WHAT TO DO:
Look through the data below and count each line where the word "Stazione" appears. Reply with the count alone.

(Lines of data)
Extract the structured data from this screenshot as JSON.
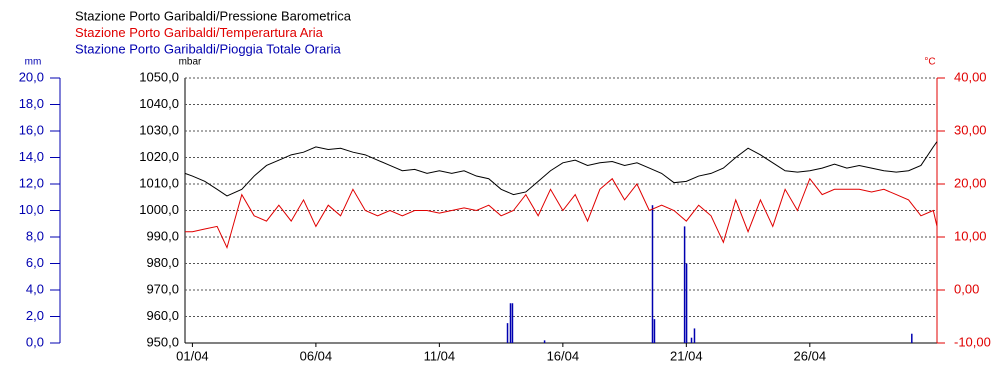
{
  "chart_data": {
    "type": "combo",
    "xlim": [
      0.7,
      31.15
    ],
    "xticks": [
      {
        "value": 1,
        "label": "01/04"
      },
      {
        "value": 6,
        "label": "06/04"
      },
      {
        "value": 11,
        "label": "11/04"
      },
      {
        "value": 16,
        "label": "16/04"
      },
      {
        "value": 21,
        "label": "21/04"
      },
      {
        "value": 26,
        "label": "26/04"
      }
    ],
    "ylabel": "mbar",
    "ylim": [
      950,
      1050
    ],
    "yticks": [
      {
        "value": 950,
        "label": "950,0"
      },
      {
        "value": 960,
        "label": "960,0"
      },
      {
        "value": 970,
        "label": "970,0"
      },
      {
        "value": 980,
        "label": "980,0"
      },
      {
        "value": 990,
        "label": "990,0"
      },
      {
        "value": 1000,
        "label": "1000,0"
      },
      {
        "value": 1010,
        "label": "1010,0"
      },
      {
        "value": 1020,
        "label": "1020,0"
      },
      {
        "value": 1030,
        "label": "1030,0"
      },
      {
        "value": 1040,
        "label": "1040,0"
      },
      {
        "value": 1050,
        "label": "1050,0"
      }
    ],
    "y2label": "°C",
    "y2lim": [
      -10,
      40
    ],
    "y2ticks": [
      {
        "value": -10,
        "label": "-10,00"
      },
      {
        "value": 0,
        "label": "0,00"
      },
      {
        "value": 10,
        "label": "10,00"
      },
      {
        "value": 20,
        "label": "20,00"
      },
      {
        "value": 30,
        "label": "30,00"
      },
      {
        "value": 40,
        "label": "40,00"
      }
    ],
    "y3label": "mm",
    "y3lim": [
      0,
      20
    ],
    "y3ticks": [
      {
        "value": 0,
        "label": "0,0"
      },
      {
        "value": 2,
        "label": "2,0"
      },
      {
        "value": 4,
        "label": "4,0"
      },
      {
        "value": 6,
        "label": "6,0"
      },
      {
        "value": 8,
        "label": "8,0"
      },
      {
        "value": 10,
        "label": "10,0"
      },
      {
        "value": 12,
        "label": "12,0"
      },
      {
        "value": 14,
        "label": "14,0"
      },
      {
        "value": 16,
        "label": "16,0"
      },
      {
        "value": 18,
        "label": "18,0"
      },
      {
        "value": 20,
        "label": "20,0"
      }
    ],
    "grid": true,
    "series": [
      {
        "name": "Stazione Porto Garibaldi/Pressione Barometrica",
        "color": "#000000",
        "type": "line",
        "axis": "y",
        "x": [
          0.7,
          1,
          1.5,
          2,
          2.4,
          3,
          3.5,
          4,
          4.5,
          5,
          5.5,
          6,
          6.5,
          7,
          7.5,
          8,
          8.5,
          9,
          9.5,
          10,
          10.5,
          11,
          11.5,
          12,
          12.5,
          13,
          13.5,
          14,
          14.5,
          15,
          15.5,
          16,
          16.5,
          17,
          17.5,
          18,
          18.5,
          19,
          19.5,
          20,
          20.5,
          21,
          21.5,
          22,
          22.5,
          23,
          23.5,
          24,
          24.5,
          25,
          25.5,
          26,
          26.5,
          27,
          27.5,
          28,
          28.5,
          29,
          29.5,
          30,
          30.5,
          31,
          31.15
        ],
        "values": [
          1014,
          1013,
          1011,
          1008,
          1005.5,
          1008,
          1013,
          1017,
          1019,
          1021,
          1022,
          1024,
          1023,
          1023.5,
          1022,
          1021,
          1019,
          1017,
          1015,
          1015.5,
          1014,
          1015,
          1014,
          1015,
          1013,
          1012,
          1008,
          1006,
          1007,
          1011,
          1015,
          1018,
          1019,
          1017,
          1018,
          1018.5,
          1017,
          1018,
          1016,
          1014,
          1010.5,
          1011,
          1013,
          1014,
          1016,
          1020,
          1023.5,
          1021,
          1018,
          1015,
          1014.5,
          1015,
          1016,
          1017.5,
          1016,
          1017,
          1016,
          1015,
          1014.5,
          1015,
          1017,
          1024,
          1026
        ]
      },
      {
        "name": "Stazione Porto Garibaldi/Temperartura Aria",
        "color": "#e00000",
        "type": "line",
        "axis": "y2",
        "x": [
          0.7,
          1,
          1.5,
          2,
          2.4,
          3,
          3.5,
          4,
          4.5,
          5,
          5.5,
          6,
          6.5,
          7,
          7.5,
          8,
          8.5,
          9,
          9.5,
          10,
          10.5,
          11,
          11.5,
          12,
          12.5,
          13,
          13.5,
          14,
          14.5,
          15,
          15.5,
          16,
          16.5,
          17,
          17.5,
          18,
          18.5,
          19,
          19.5,
          20,
          20.5,
          21,
          21.5,
          22,
          22.5,
          23,
          23.5,
          24,
          24.5,
          25,
          25.5,
          26,
          26.5,
          27,
          27.5,
          28,
          28.5,
          29,
          29.5,
          30,
          30.5,
          31,
          31.15
        ],
        "values": [
          11,
          11,
          11.5,
          12,
          8,
          18,
          14,
          13,
          16,
          13,
          17,
          12,
          16,
          14,
          19,
          15,
          14,
          15,
          14,
          15,
          15,
          14.5,
          15,
          15.5,
          15,
          16,
          14,
          15,
          18,
          14,
          19,
          15,
          18,
          13,
          19,
          21,
          17,
          20,
          15,
          16,
          15,
          13,
          16,
          14,
          9,
          17,
          11,
          17,
          12,
          19,
          15,
          21,
          18,
          19,
          19,
          19,
          18.5,
          19,
          18,
          17,
          14,
          15,
          12
        ]
      },
      {
        "name": "Stazione Porto Garibaldi/Pioggia Totale  Oraria",
        "color": "#0000b0",
        "type": "bar",
        "axis": "y3",
        "x": [
          13.77,
          13.89,
          13.97,
          15.27,
          19.64,
          19.72,
          20.94,
          21.02,
          21.22,
          21.34,
          30.14
        ],
        "values": [
          1.5,
          3.0,
          3.0,
          0.2,
          10.4,
          1.8,
          8.8,
          6.0,
          0.4,
          1.1,
          0.7
        ]
      }
    ]
  }
}
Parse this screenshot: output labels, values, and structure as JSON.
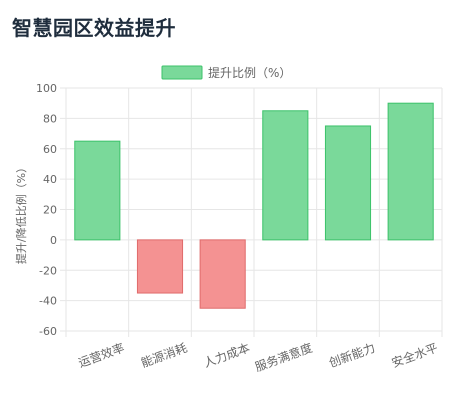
{
  "page": {
    "title": "智慧园区效益提升"
  },
  "colors": {
    "positive_fill": "#7ad99a",
    "positive_stroke": "#3cc26a",
    "negative_fill": "#f49292",
    "negative_stroke": "#e06b6b",
    "grid": "#e6e6e6",
    "axis_text": "#666666",
    "title_text": "#1f2d3d"
  },
  "chart_data": {
    "type": "bar",
    "categories": [
      "运营效率",
      "能源消耗",
      "人力成本",
      "服务满意度",
      "创新能力",
      "安全水平"
    ],
    "series": [
      {
        "name": "提升比例（%）",
        "values": [
          65,
          -35,
          -45,
          85,
          75,
          90
        ]
      }
    ],
    "xlabel": "",
    "ylabel": "提升/降低比例（%）",
    "ylim": [
      -60,
      100
    ],
    "yticks": [
      100,
      80,
      60,
      40,
      20,
      0,
      -20,
      -40,
      -60
    ],
    "grid": true,
    "legend_position": "top-center"
  }
}
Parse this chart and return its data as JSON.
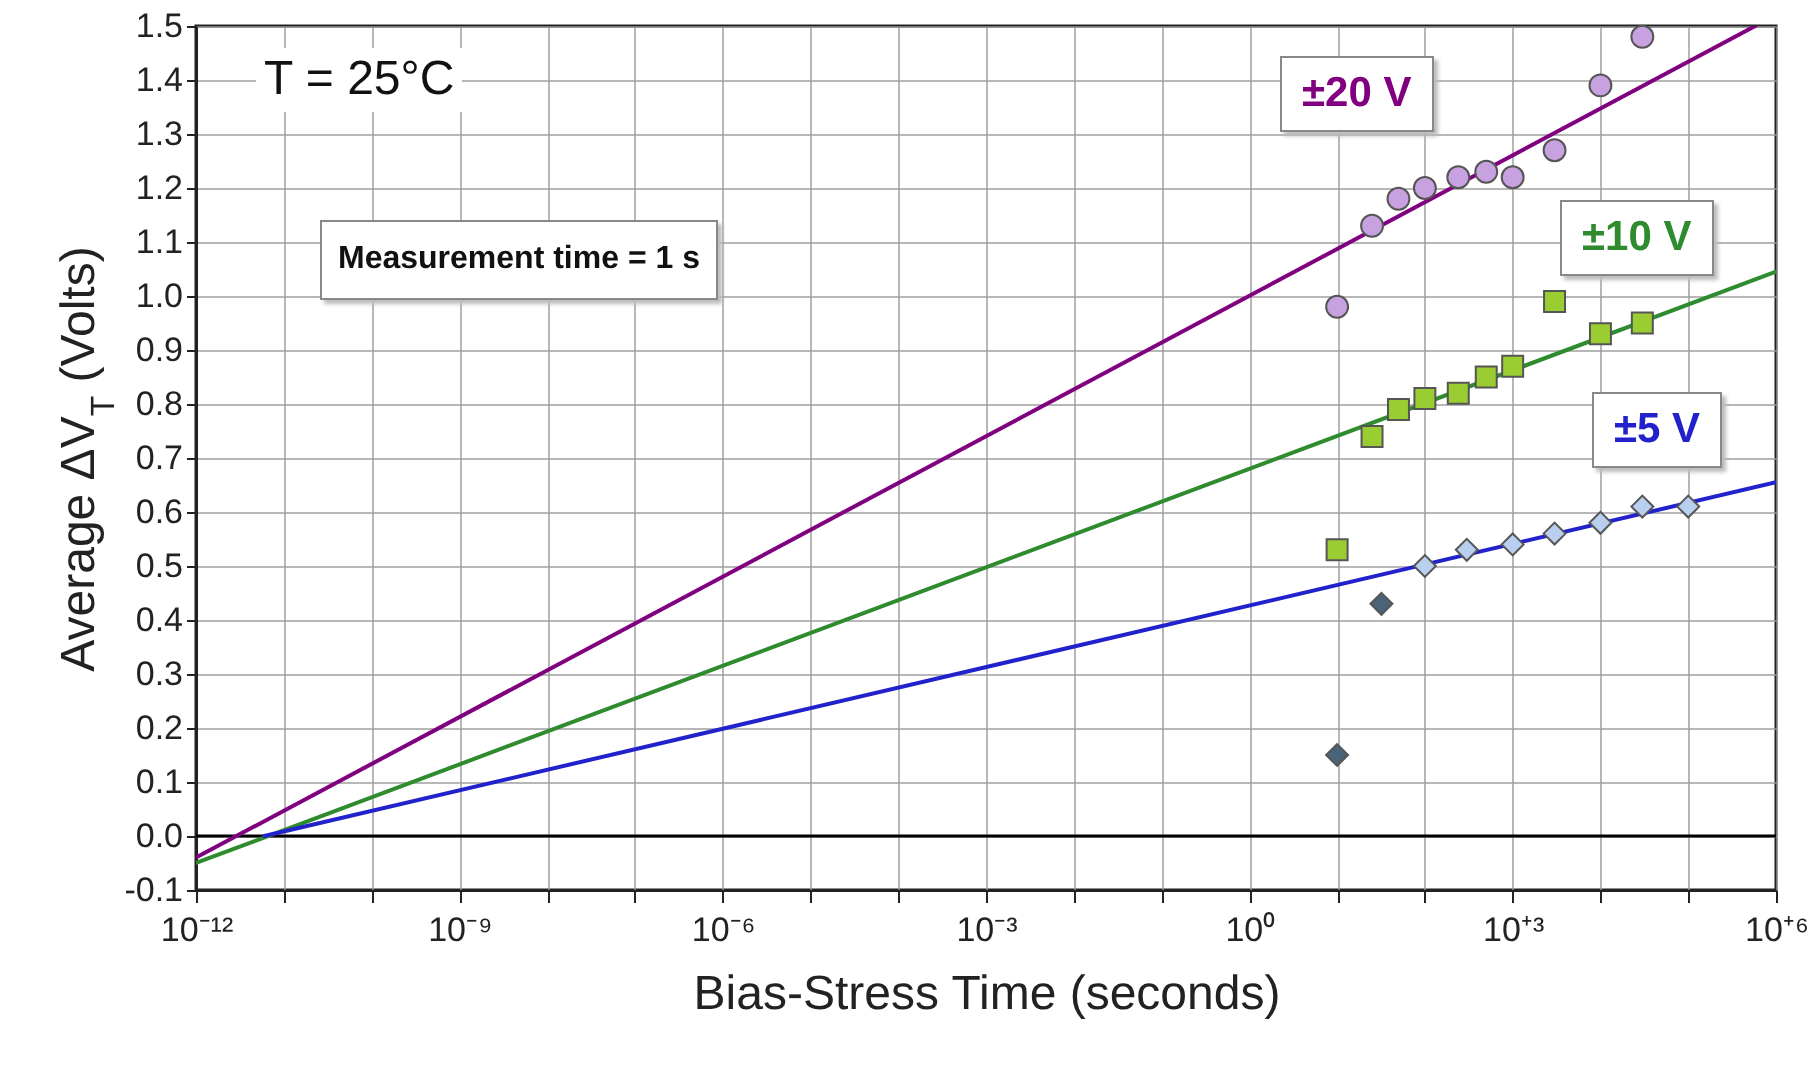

FULL ANSWER:
3